* [WHAT THE TASK ASKS]:
Extract every line where the string "Hoesen" appears.

* [INPUT DATA]:

● ● ●

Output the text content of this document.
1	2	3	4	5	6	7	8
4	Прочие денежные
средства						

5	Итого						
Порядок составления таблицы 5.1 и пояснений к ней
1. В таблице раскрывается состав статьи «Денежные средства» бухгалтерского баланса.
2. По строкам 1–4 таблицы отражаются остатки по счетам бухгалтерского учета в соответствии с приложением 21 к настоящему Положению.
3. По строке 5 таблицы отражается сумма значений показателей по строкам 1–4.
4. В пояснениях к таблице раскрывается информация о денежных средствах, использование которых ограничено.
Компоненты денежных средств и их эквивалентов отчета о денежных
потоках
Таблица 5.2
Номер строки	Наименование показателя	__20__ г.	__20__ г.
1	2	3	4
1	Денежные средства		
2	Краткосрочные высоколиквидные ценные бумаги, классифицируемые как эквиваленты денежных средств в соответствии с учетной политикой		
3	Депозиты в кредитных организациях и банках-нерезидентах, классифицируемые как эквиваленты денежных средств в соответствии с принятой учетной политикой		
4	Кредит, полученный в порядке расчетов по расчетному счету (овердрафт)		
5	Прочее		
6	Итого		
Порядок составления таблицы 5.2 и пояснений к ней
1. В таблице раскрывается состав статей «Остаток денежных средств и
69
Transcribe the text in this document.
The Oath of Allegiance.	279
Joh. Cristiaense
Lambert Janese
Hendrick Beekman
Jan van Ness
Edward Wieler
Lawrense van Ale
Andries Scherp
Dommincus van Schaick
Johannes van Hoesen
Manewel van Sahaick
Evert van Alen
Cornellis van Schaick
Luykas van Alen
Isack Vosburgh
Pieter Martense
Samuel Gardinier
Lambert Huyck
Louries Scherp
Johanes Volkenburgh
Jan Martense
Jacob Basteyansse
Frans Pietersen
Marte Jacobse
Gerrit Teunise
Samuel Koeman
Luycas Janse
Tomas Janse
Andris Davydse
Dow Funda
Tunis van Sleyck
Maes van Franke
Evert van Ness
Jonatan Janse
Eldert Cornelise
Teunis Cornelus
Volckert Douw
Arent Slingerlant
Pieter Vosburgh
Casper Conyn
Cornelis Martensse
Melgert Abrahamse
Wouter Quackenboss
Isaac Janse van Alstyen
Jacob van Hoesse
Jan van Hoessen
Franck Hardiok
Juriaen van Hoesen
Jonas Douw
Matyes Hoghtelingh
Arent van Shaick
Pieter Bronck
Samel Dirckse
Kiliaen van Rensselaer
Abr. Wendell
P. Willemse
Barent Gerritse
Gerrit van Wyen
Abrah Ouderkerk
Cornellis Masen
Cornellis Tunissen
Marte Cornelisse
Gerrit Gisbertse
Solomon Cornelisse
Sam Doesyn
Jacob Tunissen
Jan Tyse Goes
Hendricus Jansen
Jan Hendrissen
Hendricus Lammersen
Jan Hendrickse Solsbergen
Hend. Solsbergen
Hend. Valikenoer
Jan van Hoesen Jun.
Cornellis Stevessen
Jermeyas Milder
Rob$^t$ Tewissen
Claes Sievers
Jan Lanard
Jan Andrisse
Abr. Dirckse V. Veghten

● ● ●

* [FULL ANSWER]:
Johannes van Hoesen
Juriaen van Hoesen
Jan van Hoesen Jun.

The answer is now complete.